**文書の抜粋:**
:::::
さあ、バルセロナへの二泊三日の小旅行である。
パリのオルリー空港はとってもローカルで、
巨大で全体像がつかみにくいシャルル・ド・ゴールとちがい、
LCCに特化し、チェックインやそこからの動線も
しっかり効率化されていて使いやすかった。
しかし、ここまで効率化されると、自分が
巨大スーパーマーケットに搬入される野菜に
なったみたいな気分でもある。
ヴエリング航空はLCCだけに
全席エコノミー、とはいうものの
ちょっとお金を足すと荷物が無料になるとか、
前方席が指定できるとか、優先搭乗できるとか、
そういう差別化がこまかくされていて、
せっかくなのでアディショナルチャージを払って
荷物無料、1列目通路側の席を確保。
搭乗も最初のグループだし、
とうぜん降機も最初だし、
なにしろ足下が(ちょっと)広いし、ラク。
でも機内はノーサービス。
ドリンクも有料。でもいらないや。
到着したバルセロナは雨。
パリほど寒くはないものの濡れると風邪をひきそうだから、
土地勘もないし、と、タクシーで市内のホテルへ。
宿はウニベルシタート、
つまりバルセロナ大学のある地区で、
市内中心部のにぎやかなエリアのひとつらしい。
学生が多いかというと、
たぶんそうなんだとは思うけど、
学生街というかんじではなく、
もうほんとにいっぱい人がいて、
新宿と渋谷と池袋を足したみたいなにぎやかさ。
(そこから、性的なサービス業のお店を排除した感じ。)
:::::
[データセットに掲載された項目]
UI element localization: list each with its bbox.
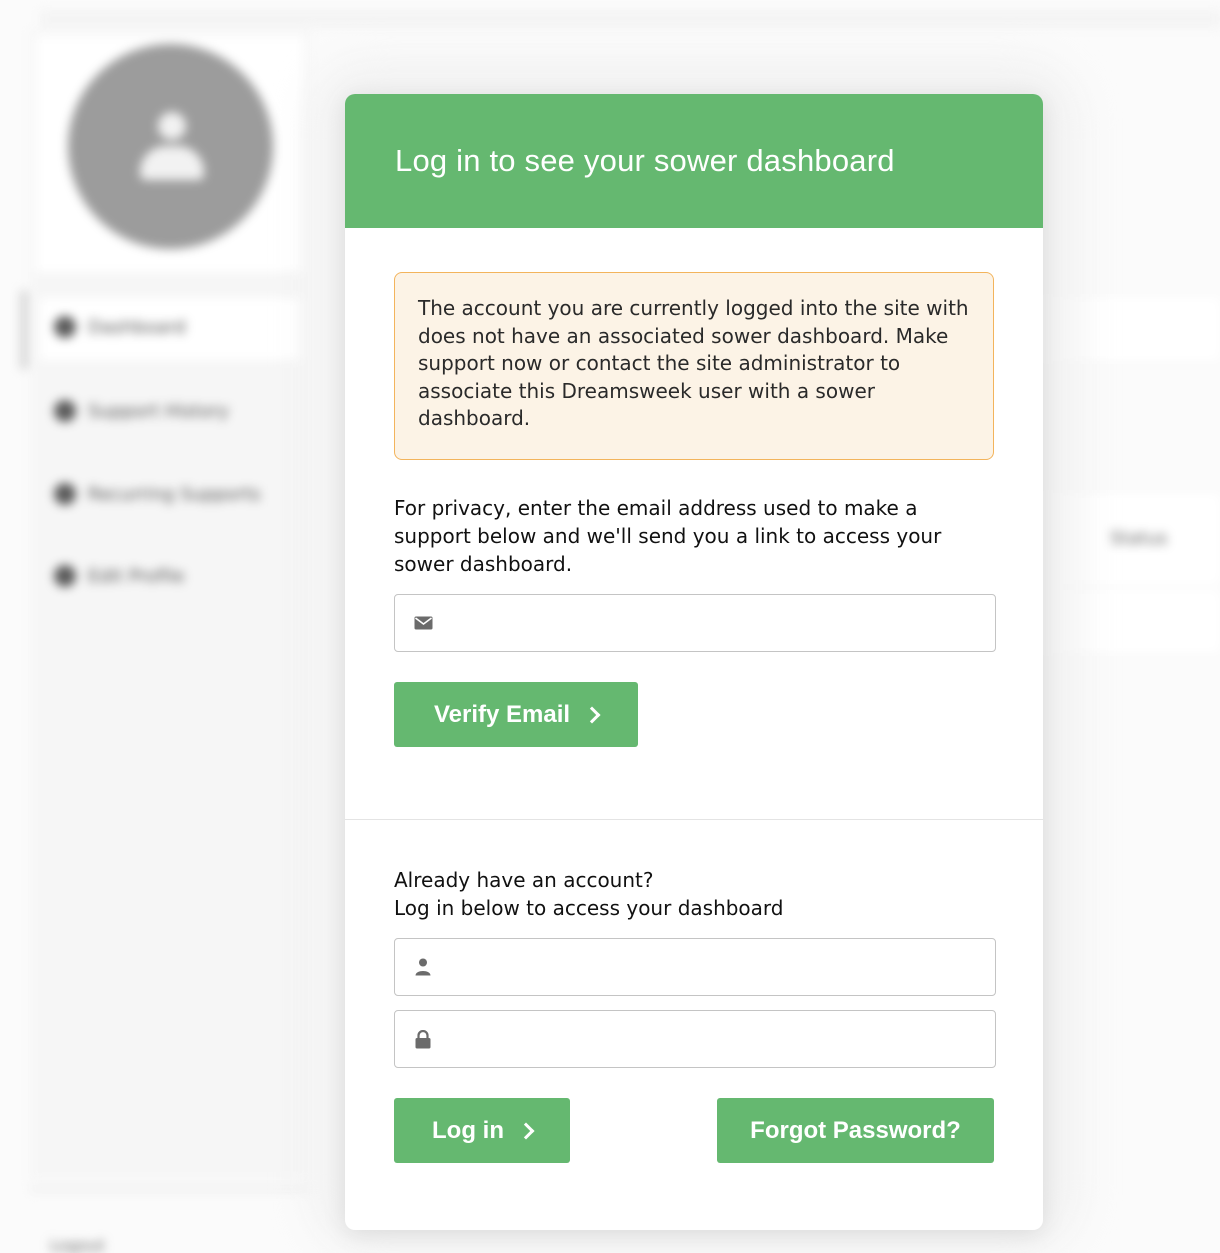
- warning-alert: The account you are currently logged int…: [394, 272, 994, 460]
- sidebar-item-label: Support History: [88, 400, 229, 422]
- background-topbar: [40, 10, 1220, 28]
- chevron-right-icon: [517, 1122, 535, 1140]
- dashboard-icon: [54, 316, 76, 338]
- login-section: Already have an account? Log in below to…: [345, 820, 1043, 1163]
- history-icon: [54, 400, 76, 422]
- email-input[interactable]: [395, 595, 995, 651]
- sidebar-active-highlight: [40, 298, 302, 360]
- avatar-user-icon-head: [158, 112, 186, 140]
- login-button-label: Log in: [432, 1116, 504, 1144]
- sidebar-item-recurring-supports: Recurring Supports: [54, 483, 261, 505]
- background-profile-panel: [36, 36, 304, 272]
- login-modal: Log in to see your sower dashboard The a…: [345, 94, 1043, 1230]
- privacy-instructions: For privacy, enter the email address use…: [394, 496, 942, 576]
- password-input[interactable]: [395, 1011, 995, 1067]
- profile-icon: [54, 565, 76, 587]
- login-prompt-subtitle: Log in below to access your dashboard: [394, 896, 784, 920]
- background-footer-strip: [30, 1186, 310, 1192]
- alert-message: The account you are currently logged int…: [418, 296, 969, 430]
- avatar-user-icon-body: [140, 146, 204, 180]
- verify-email-button[interactable]: Verify Email: [394, 682, 638, 747]
- status-column-header: Status: [1110, 528, 1168, 549]
- recurring-icon: [54, 483, 76, 505]
- sidebar-item-edit-profile: Edit Profile: [54, 565, 185, 587]
- background-sidebar: [30, 30, 310, 1180]
- chevron-right-icon: [583, 706, 601, 724]
- modal-header: Log in to see your sower dashboard: [345, 94, 1043, 228]
- login-actions: Log in Forgot Password?: [394, 1098, 994, 1163]
- avatar: [68, 44, 273, 249]
- modal-title: Log in to see your sower dashboard: [395, 143, 895, 178]
- forgot-password-button[interactable]: Forgot Password?: [717, 1098, 994, 1163]
- password-field-wrapper: [394, 1010, 996, 1068]
- logout-link: Logout: [50, 1236, 105, 1253]
- modal-body: The account you are currently logged int…: [345, 228, 1043, 747]
- verify-email-label: Verify Email: [433, 700, 571, 728]
- forgot-password-label: Forgot Password?: [750, 1116, 961, 1144]
- username-input[interactable]: [395, 939, 995, 995]
- sidebar-item-support-history: Support History: [54, 400, 229, 422]
- sidebar-item-dashboard: Dashboard: [54, 316, 186, 338]
- sidebar-item-label: Dashboard: [88, 316, 186, 338]
- username-field-wrapper: [394, 938, 996, 996]
- email-field-wrapper: [394, 594, 996, 652]
- login-button[interactable]: Log in: [394, 1098, 570, 1163]
- background-scrollbar: [20, 290, 28, 370]
- login-prompt-title: Already have an account?: [394, 868, 654, 892]
- sidebar-item-label: Edit Profile: [88, 565, 185, 587]
- sidebar-item-label: Recurring Supports: [88, 483, 261, 505]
:::::
**指示:**
**1.** バルセロナへの小旅行の文章で、追加料金を払って確保した座席はどこか。
**2.** データの行のうち、「- warning-alert: The」を含む行から「- password-input[interactable]: [395, 1011, 995, 1067]」を含む行までを、両端の行も含めて一字一句違えずに返してください。

**解答:**
**1.** 1列目の通路側の席。

**2.**
- warning-alert: The account you are currently logged int…: [394, 272, 994, 460]
- sidebar-item-label: Support History: [88, 400, 229, 422]
- background-topbar: [40, 10, 1220, 28]
- chevron-right-icon: [517, 1122, 535, 1140]
- dashboard-icon: [54, 316, 76, 338]
- login-section: Already have an account? Log in below to…: [345, 820, 1043, 1163]
- history-icon: [54, 400, 76, 422]
- email-input[interactable]: [395, 595, 995, 651]
- sidebar-active-highlight: [40, 298, 302, 360]
- avatar-user-icon-head: [158, 112, 186, 140]
- login-button-label: Log in: [432, 1116, 504, 1144]
- sidebar-item-recurring-supports: Recurring Supports: [54, 483, 261, 505]
- background-profile-panel: [36, 36, 304, 272]
- login-modal: Log in to see your sower dashboard The a…: [345, 94, 1043, 1230]
- privacy-instructions: For privacy, enter the email address use…: [394, 496, 942, 576]
- password-input[interactable]: [395, 1011, 995, 1067]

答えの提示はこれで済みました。